### EXERCISE:
Filter the listing below, copying every line in which the word "marker" appears.

(Chart and figure data)

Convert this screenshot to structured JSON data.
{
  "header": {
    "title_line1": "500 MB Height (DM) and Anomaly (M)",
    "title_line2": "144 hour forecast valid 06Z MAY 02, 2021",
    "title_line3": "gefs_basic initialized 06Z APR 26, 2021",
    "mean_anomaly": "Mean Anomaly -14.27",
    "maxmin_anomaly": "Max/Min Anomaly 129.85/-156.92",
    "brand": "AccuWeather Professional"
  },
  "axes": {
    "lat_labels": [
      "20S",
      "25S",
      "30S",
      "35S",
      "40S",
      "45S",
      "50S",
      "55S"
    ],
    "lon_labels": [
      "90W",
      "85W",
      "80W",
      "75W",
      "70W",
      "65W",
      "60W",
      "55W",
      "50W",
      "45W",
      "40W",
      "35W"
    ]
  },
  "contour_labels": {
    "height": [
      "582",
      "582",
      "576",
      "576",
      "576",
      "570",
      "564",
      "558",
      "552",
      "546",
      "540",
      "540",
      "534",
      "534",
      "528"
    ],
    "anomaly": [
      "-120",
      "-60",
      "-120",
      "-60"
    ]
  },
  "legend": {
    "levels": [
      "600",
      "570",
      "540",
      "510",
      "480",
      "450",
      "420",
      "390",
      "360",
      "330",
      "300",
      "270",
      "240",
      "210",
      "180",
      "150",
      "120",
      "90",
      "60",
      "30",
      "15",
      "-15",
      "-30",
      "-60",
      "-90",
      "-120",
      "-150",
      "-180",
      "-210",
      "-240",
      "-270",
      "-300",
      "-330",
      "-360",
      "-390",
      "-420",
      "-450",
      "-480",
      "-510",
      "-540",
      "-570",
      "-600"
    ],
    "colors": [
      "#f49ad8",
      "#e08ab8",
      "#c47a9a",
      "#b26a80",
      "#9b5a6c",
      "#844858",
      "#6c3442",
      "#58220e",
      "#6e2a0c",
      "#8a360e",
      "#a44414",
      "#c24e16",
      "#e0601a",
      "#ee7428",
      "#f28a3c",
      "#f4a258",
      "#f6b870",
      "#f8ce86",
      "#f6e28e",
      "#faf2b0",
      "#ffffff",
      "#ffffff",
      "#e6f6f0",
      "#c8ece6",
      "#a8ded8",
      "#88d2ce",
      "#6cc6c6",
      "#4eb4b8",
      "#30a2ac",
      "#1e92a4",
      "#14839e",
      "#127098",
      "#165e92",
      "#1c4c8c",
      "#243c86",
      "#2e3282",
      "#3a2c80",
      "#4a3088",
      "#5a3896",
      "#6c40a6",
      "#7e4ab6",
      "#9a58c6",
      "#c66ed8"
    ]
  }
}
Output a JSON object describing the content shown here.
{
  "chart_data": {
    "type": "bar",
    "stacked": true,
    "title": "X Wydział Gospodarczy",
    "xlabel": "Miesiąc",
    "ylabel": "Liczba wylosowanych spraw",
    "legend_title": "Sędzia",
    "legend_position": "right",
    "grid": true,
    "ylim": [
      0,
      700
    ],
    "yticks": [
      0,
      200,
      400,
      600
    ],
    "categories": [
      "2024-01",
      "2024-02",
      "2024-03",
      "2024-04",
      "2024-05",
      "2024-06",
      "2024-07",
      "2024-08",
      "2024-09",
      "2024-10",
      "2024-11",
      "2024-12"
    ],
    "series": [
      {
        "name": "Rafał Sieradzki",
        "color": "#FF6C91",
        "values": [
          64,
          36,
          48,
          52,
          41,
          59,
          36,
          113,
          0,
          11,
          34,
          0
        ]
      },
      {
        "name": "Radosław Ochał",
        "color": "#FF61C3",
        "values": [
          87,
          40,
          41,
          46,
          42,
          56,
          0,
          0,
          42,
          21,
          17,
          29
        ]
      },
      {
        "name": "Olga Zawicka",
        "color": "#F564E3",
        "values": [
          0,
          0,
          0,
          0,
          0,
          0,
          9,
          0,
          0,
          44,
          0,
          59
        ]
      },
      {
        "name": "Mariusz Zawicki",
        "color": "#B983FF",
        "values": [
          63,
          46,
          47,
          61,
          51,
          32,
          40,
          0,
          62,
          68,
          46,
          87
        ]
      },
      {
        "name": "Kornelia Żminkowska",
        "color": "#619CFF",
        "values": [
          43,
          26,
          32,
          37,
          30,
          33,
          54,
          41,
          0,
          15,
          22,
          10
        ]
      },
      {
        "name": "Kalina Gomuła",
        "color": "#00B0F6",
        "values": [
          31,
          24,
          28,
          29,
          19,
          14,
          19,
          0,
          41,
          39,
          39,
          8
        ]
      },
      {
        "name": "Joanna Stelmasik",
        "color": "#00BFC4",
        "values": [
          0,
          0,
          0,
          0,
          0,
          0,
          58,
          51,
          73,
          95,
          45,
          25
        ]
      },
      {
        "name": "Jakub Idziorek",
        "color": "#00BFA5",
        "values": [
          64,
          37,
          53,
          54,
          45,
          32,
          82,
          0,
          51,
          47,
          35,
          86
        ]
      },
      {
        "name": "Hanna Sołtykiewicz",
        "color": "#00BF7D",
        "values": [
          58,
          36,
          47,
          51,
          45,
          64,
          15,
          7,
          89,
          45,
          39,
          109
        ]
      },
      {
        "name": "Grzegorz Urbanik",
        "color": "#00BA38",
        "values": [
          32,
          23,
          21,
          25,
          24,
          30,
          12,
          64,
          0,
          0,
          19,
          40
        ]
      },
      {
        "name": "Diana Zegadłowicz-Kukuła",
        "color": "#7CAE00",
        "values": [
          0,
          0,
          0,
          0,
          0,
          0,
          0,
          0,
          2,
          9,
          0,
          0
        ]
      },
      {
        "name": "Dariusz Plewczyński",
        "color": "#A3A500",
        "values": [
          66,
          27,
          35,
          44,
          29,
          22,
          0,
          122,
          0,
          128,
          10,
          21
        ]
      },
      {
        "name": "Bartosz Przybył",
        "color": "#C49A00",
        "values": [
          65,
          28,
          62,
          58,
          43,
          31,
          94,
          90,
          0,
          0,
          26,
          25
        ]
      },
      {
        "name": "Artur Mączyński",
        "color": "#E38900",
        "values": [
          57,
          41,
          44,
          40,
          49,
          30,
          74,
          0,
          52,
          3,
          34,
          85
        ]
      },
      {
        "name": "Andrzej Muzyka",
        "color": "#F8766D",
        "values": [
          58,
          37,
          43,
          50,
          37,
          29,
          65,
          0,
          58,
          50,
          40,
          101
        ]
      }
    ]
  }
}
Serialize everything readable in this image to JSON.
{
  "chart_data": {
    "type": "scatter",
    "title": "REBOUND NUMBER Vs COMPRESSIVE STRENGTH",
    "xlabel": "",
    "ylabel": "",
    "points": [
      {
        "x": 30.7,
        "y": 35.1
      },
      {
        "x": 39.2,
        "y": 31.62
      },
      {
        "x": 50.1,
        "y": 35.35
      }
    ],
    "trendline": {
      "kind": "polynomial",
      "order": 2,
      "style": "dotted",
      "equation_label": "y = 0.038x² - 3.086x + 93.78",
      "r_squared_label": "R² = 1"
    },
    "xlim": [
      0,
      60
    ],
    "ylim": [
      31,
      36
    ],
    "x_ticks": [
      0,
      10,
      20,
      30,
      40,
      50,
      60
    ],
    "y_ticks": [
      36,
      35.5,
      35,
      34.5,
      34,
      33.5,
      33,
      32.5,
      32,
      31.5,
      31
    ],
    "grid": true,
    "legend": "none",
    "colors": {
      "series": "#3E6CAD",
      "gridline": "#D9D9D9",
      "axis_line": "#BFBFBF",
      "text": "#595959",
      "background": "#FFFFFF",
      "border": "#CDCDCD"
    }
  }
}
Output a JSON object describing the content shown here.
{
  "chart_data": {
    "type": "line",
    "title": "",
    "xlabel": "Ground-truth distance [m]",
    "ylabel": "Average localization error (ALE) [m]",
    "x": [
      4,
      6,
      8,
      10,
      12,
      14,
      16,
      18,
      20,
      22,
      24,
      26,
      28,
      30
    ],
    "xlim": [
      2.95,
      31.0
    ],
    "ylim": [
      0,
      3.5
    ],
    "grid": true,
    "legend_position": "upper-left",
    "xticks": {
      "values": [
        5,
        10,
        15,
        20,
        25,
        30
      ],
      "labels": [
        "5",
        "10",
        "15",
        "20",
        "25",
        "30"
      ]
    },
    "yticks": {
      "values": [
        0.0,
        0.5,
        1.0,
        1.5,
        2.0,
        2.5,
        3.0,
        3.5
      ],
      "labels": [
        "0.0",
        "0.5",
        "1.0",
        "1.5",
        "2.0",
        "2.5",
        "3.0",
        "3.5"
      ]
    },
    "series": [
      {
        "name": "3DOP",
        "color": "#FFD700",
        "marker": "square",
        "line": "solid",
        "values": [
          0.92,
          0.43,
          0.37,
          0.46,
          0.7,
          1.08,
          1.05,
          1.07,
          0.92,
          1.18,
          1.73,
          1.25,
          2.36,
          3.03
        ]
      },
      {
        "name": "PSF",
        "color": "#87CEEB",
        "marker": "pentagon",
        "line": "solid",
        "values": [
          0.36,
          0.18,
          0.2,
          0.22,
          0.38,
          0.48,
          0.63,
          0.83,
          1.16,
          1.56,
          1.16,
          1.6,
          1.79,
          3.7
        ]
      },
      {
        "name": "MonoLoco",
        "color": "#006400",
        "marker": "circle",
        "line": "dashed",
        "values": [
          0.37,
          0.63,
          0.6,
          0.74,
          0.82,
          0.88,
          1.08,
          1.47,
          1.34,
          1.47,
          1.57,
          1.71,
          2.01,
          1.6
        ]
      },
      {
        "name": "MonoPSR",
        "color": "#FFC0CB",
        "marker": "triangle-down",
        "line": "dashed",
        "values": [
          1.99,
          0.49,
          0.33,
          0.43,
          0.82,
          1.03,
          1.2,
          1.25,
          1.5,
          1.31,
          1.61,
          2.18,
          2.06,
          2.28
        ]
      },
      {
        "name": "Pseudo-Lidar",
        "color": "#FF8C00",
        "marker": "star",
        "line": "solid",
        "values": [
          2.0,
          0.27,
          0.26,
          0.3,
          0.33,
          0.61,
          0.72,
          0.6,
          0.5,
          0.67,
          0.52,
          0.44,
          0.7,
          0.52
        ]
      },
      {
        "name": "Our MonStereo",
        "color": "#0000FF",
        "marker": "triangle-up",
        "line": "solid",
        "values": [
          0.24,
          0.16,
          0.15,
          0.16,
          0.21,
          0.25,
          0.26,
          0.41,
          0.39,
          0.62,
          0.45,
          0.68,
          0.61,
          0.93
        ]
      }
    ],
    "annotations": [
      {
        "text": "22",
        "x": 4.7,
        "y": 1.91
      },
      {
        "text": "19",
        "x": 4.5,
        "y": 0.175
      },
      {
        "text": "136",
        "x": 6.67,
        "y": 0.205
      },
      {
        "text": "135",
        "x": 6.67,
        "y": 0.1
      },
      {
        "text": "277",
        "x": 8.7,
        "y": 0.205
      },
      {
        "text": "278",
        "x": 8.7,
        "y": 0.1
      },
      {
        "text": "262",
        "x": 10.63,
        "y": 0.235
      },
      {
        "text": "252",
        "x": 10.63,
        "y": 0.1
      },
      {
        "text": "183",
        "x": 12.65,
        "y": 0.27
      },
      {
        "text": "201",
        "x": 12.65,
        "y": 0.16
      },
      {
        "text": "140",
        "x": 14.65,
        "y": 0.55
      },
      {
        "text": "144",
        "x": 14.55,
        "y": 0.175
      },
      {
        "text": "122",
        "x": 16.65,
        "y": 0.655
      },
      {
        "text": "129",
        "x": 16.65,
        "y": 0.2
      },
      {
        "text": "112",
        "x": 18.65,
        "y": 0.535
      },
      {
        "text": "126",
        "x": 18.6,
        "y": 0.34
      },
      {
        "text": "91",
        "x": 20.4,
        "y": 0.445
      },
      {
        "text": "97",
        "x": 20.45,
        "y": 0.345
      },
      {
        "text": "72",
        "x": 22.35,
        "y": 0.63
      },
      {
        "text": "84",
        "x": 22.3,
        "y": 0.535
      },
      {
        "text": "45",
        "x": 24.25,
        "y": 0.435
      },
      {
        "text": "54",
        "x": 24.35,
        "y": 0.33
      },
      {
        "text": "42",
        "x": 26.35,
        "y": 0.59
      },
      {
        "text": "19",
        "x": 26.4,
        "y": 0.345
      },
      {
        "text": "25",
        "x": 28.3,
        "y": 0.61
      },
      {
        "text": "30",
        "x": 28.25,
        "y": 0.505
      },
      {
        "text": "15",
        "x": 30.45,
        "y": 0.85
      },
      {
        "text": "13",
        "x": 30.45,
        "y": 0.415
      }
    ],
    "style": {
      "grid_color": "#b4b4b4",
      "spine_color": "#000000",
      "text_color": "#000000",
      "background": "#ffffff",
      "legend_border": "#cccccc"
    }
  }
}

### THE REPLY:
        "marker": "square",
        "marker": "pentagon",
        "marker": "circle",
        "marker": "triangle-down",
        "marker": "star",
        "marker": "triangle-up",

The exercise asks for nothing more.